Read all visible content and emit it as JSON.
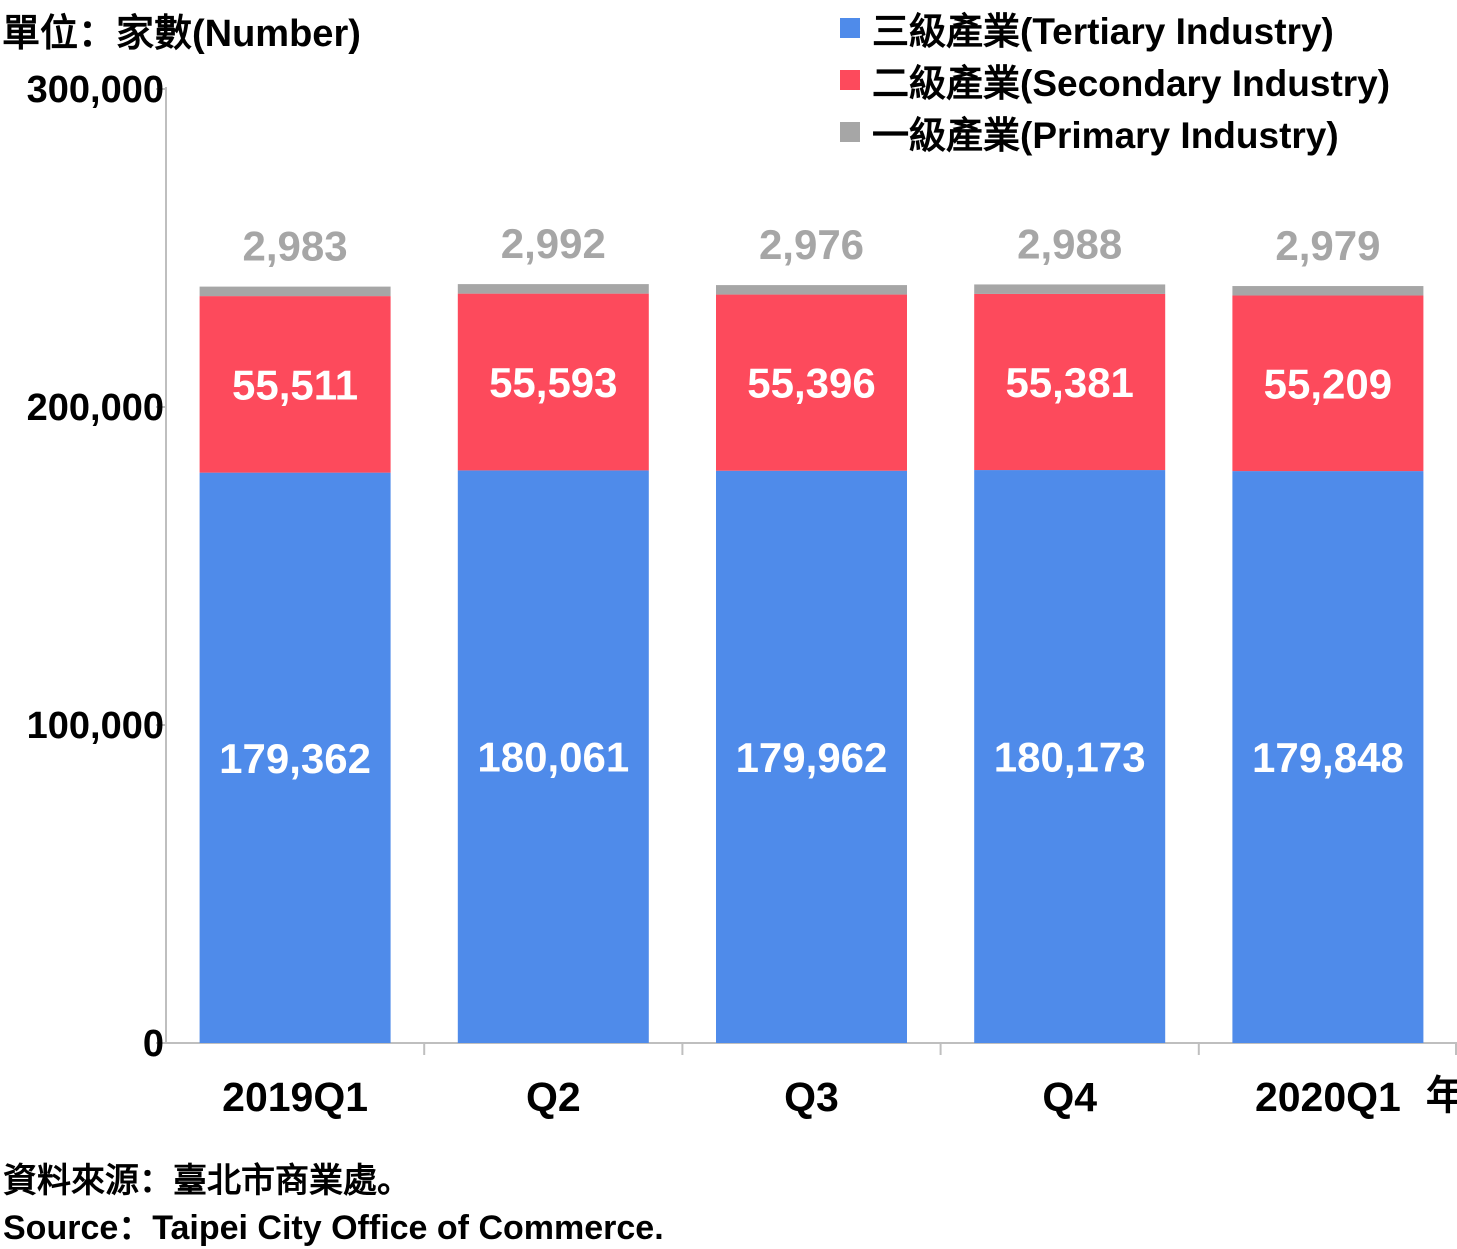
{
  "unit_label": "單位：家數(Number)",
  "x_axis_suffix": "年",
  "source_zh": "資料來源：臺北市商業處。",
  "source_en": "Source：Taipei City Office of Commerce.",
  "colors": {
    "tertiary": "#4F8BEA",
    "secondary": "#FD4A5C",
    "primary": "#A6A6A6",
    "axis": "#BFBFBF"
  },
  "legend": [
    {
      "label": "三級產業(Tertiary Industry)",
      "color_key": "tertiary"
    },
    {
      "label": "二級產業(Secondary Industry)",
      "color_key": "secondary"
    },
    {
      "label": "一級產業(Primary Industry)",
      "color_key": "primary"
    }
  ],
  "chart_data": {
    "type": "bar",
    "stacked": true,
    "categories": [
      "2019Q1",
      "Q2",
      "Q3",
      "Q4",
      "2020Q1"
    ],
    "series": [
      {
        "name": "三級產業(Tertiary Industry)",
        "color_key": "tertiary",
        "values": [
          179362,
          180061,
          179962,
          180173,
          179848
        ],
        "labels": [
          "179,362",
          "180,061",
          "179,962",
          "180,173",
          "179,848"
        ]
      },
      {
        "name": "二級產業(Secondary Industry)",
        "color_key": "secondary",
        "values": [
          55511,
          55593,
          55396,
          55381,
          55209
        ],
        "labels": [
          "55,511",
          "55,593",
          "55,396",
          "55,381",
          "55,209"
        ]
      },
      {
        "name": "一級產業(Primary Industry)",
        "color_key": "primary",
        "values": [
          2983,
          2992,
          2976,
          2988,
          2979
        ],
        "labels": [
          "2,983",
          "2,992",
          "2,976",
          "2,988",
          "2,979"
        ]
      }
    ],
    "ylim": [
      0,
      300000
    ],
    "yticks": [
      0,
      100000,
      200000,
      300000
    ],
    "ytick_labels": [
      "0",
      "100,000",
      "200,000",
      "300,000"
    ],
    "grid": false,
    "legend_position": "top-right"
  }
}
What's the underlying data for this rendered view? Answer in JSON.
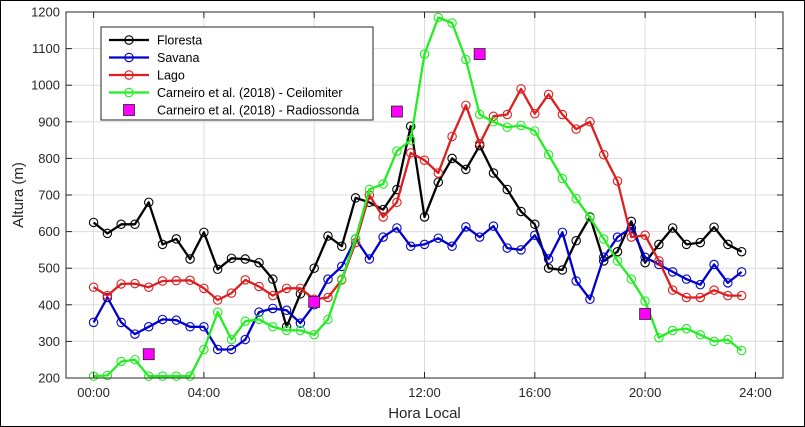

------------------------------------------------

> _TASK REQUIREMENTS_: Every record gets retyped exactly; no picture goes into the copy.

> _SOLUTION_:
Read all visible content and emit it as JSON.
{
  "unit_label": "單位：家數(Number)",
  "x_axis_suffix": "年",
  "source_zh": "資料來源：臺北市商業處。",
  "source_en": "Source：Taipei City Office of Commerce.",
  "colors": {
    "tertiary": "#4F8BEA",
    "secondary": "#FD4A5C",
    "primary": "#A6A6A6",
    "axis": "#BFBFBF"
  },
  "legend": [
    {
      "label": "三級產業(Tertiary Industry)",
      "color_key": "tertiary"
    },
    {
      "label": "二級產業(Secondary Industry)",
      "color_key": "secondary"
    },
    {
      "label": "一級產業(Primary Industry)",
      "color_key": "primary"
    }
  ],
  "chart_data": {
    "type": "bar",
    "stacked": true,
    "categories": [
      "2019Q1",
      "Q2",
      "Q3",
      "Q4",
      "2020Q1"
    ],
    "series": [
      {
        "name": "三級產業(Tertiary Industry)",
        "color_key": "tertiary",
        "values": [
          179362,
          180061,
          179962,
          180173,
          179848
        ],
        "labels": [
          "179,362",
          "180,061",
          "179,962",
          "180,173",
          "179,848"
        ]
      },
      {
        "name": "二級產業(Secondary Industry)",
        "color_key": "secondary",
        "values": [
          55511,
          55593,
          55396,
          55381,
          55209
        ],
        "labels": [
          "55,511",
          "55,593",
          "55,396",
          "55,381",
          "55,209"
        ]
      },
      {
        "name": "一級產業(Primary Industry)",
        "color_key": "primary",
        "values": [
          2983,
          2992,
          2976,
          2988,
          2979
        ],
        "labels": [
          "2,983",
          "2,992",
          "2,976",
          "2,988",
          "2,979"
        ]
      }
    ],
    "ylim": [
      0,
      300000
    ],
    "yticks": [
      0,
      100000,
      200000,
      300000
    ],
    "ytick_labels": [
      "0",
      "100,000",
      "200,000",
      "300,000"
    ],
    "grid": false,
    "legend_position": "top-right"
  }
}
What's the underlying data for this rendered view? Answer in JSON.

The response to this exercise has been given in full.